— Start Extracted information —

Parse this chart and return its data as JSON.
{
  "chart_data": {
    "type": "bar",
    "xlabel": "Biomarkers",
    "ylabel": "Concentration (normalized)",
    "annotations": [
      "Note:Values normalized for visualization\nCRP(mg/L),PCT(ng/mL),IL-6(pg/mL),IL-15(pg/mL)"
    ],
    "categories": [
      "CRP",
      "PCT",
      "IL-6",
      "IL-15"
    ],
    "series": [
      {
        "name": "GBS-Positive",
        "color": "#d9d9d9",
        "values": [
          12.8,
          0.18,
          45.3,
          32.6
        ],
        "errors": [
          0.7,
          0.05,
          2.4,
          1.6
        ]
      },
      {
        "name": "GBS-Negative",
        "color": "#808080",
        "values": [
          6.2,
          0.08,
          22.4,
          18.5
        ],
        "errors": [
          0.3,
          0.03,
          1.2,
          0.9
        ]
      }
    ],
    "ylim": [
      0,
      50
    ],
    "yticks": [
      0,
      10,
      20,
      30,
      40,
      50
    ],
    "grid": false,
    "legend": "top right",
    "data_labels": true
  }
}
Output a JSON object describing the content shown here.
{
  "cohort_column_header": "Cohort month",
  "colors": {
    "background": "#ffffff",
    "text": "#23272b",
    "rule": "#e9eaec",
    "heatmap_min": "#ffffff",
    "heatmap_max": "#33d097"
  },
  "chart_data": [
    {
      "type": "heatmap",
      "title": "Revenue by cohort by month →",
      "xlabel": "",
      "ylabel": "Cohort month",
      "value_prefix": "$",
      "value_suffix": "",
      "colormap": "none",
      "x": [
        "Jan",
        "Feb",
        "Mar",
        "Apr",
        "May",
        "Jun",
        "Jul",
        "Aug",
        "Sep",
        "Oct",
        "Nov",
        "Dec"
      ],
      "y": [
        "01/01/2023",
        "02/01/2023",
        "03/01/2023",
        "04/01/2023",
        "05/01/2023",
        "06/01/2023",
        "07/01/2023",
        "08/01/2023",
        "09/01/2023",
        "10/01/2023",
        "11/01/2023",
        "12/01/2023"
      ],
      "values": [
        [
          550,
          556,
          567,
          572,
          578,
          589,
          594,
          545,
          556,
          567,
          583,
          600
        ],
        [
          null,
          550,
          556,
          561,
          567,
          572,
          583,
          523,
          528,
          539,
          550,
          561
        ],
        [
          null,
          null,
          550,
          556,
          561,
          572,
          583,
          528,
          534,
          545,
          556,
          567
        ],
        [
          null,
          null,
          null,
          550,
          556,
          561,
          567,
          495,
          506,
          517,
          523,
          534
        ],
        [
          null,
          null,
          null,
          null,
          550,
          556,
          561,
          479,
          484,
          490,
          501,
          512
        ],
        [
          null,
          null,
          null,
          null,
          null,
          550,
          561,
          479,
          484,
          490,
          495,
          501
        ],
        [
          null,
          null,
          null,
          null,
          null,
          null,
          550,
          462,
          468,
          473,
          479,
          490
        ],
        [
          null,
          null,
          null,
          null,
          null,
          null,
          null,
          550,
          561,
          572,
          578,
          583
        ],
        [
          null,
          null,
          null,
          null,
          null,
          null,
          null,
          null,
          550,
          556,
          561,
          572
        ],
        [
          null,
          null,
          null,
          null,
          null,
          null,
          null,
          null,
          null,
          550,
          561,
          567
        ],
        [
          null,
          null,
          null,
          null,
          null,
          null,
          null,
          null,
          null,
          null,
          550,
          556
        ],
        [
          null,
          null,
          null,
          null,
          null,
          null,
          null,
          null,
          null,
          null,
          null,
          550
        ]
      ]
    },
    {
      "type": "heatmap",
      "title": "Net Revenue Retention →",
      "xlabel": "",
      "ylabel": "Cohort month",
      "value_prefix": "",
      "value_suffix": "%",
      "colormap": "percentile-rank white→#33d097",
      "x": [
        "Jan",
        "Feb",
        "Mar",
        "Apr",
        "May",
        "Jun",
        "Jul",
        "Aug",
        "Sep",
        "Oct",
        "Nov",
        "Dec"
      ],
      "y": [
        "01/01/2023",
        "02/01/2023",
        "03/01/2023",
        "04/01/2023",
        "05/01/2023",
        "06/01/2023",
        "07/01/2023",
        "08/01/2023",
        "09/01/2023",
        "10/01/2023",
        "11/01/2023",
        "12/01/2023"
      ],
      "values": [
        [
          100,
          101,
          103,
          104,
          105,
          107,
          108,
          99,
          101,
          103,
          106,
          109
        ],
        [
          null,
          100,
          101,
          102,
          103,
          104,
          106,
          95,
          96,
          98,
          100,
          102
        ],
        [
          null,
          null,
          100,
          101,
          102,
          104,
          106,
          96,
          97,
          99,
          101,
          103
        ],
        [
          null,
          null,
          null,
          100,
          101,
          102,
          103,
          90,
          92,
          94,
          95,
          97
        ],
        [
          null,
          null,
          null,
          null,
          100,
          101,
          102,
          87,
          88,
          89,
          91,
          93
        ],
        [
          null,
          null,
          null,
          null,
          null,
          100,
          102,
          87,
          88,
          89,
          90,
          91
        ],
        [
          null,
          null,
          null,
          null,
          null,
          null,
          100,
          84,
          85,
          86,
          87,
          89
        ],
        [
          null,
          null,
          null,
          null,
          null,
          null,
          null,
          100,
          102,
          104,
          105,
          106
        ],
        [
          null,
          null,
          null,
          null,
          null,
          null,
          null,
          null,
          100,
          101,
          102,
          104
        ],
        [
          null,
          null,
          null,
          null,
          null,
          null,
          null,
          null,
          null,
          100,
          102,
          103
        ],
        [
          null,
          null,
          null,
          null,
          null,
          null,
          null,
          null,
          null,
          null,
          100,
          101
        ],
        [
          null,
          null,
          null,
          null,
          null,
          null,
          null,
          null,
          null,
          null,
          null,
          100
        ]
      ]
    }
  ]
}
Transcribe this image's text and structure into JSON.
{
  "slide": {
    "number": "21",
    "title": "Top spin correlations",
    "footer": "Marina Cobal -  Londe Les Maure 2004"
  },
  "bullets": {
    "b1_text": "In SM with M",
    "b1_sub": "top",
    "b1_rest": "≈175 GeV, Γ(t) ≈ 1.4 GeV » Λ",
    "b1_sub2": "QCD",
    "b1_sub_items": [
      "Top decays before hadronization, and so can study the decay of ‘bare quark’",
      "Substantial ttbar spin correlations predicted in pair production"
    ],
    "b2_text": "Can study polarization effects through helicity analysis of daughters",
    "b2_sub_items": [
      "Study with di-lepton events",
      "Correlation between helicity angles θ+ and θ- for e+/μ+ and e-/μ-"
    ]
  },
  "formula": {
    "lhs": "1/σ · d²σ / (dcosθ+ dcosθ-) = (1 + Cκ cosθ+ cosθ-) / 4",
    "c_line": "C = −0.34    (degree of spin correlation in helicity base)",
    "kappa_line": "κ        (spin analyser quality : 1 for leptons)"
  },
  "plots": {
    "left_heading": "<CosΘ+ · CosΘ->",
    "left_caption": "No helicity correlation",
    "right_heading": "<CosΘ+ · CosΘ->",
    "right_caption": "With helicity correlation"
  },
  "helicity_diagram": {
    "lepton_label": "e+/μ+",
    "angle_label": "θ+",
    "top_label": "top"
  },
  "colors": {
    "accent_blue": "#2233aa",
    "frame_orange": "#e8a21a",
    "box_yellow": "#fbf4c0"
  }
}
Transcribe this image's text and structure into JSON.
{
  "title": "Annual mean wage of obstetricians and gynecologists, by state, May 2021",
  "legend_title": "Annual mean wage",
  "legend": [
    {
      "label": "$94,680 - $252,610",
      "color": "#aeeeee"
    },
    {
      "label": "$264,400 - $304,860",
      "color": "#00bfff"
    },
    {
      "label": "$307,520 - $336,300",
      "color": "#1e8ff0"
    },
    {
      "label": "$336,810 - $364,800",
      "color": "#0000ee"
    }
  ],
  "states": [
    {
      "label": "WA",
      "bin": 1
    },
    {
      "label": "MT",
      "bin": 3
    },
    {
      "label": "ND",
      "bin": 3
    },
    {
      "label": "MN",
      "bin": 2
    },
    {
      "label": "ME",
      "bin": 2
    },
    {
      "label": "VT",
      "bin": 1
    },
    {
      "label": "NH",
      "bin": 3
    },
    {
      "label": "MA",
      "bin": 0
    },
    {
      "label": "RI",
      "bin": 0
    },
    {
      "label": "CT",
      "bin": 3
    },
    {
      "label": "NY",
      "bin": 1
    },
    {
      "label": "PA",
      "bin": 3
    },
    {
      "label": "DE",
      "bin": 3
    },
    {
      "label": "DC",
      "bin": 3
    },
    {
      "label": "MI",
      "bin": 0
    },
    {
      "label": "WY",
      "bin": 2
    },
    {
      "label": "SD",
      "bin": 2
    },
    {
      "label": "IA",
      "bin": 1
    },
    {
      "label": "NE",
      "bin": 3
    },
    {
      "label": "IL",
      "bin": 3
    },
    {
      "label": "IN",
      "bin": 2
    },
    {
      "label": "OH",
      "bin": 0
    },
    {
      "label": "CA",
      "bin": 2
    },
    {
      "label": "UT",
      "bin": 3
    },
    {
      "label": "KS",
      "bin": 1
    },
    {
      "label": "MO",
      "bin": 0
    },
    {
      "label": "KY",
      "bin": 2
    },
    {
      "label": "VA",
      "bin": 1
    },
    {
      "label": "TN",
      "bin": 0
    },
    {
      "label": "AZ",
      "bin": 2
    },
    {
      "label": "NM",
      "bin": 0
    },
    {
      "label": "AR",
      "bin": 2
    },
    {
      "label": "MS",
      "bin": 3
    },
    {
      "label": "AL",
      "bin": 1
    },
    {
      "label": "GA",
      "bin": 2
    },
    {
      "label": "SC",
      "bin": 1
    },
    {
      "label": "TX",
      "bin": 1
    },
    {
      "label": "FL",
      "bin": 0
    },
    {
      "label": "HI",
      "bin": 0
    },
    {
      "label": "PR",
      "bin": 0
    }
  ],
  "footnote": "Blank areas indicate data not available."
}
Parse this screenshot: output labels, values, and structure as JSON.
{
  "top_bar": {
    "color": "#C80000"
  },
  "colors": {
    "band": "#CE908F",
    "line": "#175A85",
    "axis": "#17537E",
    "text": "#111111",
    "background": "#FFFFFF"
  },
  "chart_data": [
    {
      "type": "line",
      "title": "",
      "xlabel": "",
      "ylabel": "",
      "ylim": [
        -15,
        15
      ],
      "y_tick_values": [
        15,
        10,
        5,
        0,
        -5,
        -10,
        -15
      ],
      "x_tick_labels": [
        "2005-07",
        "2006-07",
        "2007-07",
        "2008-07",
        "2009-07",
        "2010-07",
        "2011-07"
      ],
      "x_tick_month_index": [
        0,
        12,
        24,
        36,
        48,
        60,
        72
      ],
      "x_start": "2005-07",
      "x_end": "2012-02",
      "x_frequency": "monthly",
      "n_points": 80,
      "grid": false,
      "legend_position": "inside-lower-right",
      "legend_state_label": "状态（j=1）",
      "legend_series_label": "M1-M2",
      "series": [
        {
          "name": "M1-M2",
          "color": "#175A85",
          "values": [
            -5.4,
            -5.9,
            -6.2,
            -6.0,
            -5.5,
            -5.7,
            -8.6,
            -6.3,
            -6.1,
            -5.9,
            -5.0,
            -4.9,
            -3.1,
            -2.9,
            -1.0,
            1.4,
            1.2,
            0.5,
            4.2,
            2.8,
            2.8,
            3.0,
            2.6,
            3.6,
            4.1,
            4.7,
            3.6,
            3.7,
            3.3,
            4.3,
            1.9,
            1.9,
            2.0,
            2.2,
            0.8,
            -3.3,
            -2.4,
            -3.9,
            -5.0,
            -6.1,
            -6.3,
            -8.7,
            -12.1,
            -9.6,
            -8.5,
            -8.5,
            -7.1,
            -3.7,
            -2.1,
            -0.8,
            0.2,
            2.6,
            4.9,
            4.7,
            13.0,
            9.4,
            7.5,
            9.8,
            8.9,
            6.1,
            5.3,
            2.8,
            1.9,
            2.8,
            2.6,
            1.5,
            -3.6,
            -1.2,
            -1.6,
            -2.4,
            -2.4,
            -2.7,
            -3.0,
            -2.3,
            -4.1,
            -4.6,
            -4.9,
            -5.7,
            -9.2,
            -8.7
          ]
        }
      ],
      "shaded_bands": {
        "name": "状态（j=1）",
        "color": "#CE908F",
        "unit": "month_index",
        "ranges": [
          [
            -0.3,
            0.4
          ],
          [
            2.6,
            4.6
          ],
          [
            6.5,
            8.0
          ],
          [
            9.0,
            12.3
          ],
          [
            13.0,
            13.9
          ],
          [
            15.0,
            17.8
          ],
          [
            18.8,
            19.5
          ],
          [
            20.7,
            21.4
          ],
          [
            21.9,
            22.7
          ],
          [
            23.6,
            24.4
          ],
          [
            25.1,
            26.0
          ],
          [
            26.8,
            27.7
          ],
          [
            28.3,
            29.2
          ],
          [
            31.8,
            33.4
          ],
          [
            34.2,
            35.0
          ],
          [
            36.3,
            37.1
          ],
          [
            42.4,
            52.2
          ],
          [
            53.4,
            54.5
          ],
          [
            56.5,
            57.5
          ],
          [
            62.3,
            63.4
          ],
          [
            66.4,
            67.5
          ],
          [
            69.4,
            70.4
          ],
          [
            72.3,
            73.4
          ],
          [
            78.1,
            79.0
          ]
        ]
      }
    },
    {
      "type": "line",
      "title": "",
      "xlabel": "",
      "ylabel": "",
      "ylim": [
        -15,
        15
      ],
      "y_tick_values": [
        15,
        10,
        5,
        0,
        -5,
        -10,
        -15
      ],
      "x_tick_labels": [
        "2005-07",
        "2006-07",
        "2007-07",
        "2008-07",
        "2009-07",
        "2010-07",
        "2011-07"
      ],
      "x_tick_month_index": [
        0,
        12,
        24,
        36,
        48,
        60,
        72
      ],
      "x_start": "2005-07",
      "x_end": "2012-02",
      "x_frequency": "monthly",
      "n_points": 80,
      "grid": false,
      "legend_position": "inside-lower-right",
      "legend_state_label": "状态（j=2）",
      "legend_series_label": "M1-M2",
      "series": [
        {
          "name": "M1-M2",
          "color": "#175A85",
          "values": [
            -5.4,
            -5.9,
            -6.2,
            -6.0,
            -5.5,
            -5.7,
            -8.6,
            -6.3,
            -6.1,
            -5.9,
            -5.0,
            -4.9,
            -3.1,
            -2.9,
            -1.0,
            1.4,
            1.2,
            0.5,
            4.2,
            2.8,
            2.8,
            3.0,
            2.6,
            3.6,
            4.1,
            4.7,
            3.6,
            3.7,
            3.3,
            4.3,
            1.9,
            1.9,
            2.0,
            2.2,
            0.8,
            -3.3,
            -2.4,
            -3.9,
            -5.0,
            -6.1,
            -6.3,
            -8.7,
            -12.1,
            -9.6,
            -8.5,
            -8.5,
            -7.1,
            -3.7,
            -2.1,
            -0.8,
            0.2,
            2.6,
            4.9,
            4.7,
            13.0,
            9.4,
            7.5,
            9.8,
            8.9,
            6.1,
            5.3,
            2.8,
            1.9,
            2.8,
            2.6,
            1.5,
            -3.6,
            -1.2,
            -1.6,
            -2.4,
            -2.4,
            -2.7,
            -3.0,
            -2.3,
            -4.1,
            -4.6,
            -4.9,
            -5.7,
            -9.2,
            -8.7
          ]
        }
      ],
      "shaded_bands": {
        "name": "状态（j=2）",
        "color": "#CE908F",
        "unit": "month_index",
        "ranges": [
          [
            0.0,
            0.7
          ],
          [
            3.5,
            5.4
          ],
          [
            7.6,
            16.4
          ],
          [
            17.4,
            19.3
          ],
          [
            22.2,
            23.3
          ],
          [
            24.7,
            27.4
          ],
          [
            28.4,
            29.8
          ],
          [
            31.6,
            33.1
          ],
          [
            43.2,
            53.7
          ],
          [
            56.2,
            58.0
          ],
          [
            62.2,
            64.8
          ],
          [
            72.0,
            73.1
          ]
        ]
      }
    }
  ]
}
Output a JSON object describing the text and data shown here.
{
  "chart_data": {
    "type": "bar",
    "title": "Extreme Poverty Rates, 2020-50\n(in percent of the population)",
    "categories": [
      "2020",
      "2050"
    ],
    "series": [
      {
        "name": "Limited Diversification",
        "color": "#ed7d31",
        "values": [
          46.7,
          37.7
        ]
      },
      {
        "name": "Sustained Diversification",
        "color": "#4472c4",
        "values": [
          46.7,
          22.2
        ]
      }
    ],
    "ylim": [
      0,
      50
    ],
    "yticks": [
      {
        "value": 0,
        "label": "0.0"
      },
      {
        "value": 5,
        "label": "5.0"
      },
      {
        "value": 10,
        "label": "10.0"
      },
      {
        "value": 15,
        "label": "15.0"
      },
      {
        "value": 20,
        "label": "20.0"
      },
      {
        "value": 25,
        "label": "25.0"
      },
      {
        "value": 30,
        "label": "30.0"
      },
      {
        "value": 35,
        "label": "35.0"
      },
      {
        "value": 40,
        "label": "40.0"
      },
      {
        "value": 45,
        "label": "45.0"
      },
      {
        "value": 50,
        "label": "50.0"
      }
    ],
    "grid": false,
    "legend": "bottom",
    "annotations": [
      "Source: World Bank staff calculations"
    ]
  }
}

— End Extracted information —

Task to carry out: Copy out each line of the records that holds the string "mean".

Result of this task:
  "title": "Annual mean wage of obstetricians and gynecologists, by state, May 2021",
  "legend_title": "Annual mean wage",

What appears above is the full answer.